Required work -> Reproduce each line that includes the word "IncomeAccounts".

Supplied data ->
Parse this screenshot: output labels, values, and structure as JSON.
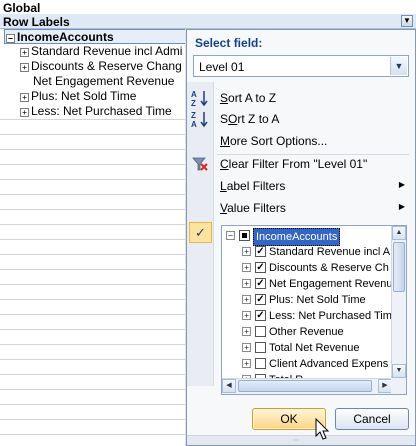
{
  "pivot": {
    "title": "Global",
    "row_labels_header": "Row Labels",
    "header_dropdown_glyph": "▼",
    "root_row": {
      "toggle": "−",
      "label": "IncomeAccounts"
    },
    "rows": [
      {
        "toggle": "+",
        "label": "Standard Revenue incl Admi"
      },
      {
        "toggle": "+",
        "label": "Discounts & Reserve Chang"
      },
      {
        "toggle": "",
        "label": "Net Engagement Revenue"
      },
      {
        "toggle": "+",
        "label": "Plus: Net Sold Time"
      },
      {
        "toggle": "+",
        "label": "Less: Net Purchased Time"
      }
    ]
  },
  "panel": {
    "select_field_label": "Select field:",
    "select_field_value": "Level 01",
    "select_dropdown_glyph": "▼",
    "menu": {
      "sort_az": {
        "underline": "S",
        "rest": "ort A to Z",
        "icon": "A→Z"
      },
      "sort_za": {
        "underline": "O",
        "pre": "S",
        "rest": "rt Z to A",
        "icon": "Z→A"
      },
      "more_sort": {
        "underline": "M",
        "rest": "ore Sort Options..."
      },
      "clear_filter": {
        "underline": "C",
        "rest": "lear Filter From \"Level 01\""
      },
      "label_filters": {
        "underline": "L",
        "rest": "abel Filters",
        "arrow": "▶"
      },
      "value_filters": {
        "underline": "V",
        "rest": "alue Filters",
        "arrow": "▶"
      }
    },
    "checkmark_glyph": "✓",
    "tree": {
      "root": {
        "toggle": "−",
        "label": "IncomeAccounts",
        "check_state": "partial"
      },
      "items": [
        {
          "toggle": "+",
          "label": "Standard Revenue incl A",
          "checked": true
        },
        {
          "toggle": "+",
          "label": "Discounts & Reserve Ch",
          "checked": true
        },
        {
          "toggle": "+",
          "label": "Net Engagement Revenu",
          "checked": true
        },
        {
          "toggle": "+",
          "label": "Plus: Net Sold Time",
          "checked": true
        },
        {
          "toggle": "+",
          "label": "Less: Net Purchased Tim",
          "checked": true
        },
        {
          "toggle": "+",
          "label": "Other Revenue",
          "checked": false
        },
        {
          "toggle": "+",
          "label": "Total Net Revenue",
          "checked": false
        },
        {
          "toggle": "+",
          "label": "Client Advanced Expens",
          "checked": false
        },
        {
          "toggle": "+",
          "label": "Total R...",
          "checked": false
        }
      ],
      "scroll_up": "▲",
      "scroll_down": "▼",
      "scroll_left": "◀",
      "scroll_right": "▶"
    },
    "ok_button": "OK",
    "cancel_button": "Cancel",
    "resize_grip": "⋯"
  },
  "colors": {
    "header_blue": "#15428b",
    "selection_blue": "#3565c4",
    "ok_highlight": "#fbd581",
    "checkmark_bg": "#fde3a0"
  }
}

* * *

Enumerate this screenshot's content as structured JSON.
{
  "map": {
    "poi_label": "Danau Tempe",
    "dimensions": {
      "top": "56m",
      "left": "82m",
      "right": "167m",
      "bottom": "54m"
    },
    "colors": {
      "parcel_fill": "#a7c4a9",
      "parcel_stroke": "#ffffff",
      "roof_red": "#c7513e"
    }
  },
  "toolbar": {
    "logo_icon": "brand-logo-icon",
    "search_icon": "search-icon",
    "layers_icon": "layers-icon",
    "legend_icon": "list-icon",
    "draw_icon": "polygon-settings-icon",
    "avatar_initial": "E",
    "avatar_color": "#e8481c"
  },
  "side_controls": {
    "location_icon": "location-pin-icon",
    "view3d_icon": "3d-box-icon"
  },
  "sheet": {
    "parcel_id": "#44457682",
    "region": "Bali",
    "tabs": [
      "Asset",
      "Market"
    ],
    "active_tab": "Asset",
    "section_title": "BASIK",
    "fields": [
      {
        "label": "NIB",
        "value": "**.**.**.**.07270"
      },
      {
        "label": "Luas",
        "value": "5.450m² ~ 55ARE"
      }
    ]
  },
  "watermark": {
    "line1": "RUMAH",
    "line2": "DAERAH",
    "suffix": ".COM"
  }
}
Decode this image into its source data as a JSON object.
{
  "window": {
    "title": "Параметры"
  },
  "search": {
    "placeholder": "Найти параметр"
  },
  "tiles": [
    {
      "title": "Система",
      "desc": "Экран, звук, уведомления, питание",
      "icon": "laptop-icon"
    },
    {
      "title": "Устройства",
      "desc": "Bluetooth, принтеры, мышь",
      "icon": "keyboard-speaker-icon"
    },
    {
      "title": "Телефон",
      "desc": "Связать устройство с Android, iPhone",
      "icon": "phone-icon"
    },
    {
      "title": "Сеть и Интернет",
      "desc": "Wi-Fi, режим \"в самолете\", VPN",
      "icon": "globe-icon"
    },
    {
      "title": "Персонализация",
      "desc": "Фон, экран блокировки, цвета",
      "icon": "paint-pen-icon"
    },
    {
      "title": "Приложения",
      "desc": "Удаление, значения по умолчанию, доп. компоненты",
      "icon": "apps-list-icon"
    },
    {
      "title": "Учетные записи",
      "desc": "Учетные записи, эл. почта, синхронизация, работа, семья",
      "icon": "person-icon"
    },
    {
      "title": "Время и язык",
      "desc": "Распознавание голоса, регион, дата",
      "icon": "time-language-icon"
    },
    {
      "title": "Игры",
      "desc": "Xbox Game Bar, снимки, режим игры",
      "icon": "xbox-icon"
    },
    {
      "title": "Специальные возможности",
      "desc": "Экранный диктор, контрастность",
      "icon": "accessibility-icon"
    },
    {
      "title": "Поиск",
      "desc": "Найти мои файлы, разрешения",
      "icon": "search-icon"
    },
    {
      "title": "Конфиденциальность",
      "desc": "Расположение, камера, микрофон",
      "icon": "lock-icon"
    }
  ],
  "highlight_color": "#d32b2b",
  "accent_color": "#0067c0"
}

Reply to the exercise ->
      "label": "IncomeAccounts"
        "label": "IncomeAccounts",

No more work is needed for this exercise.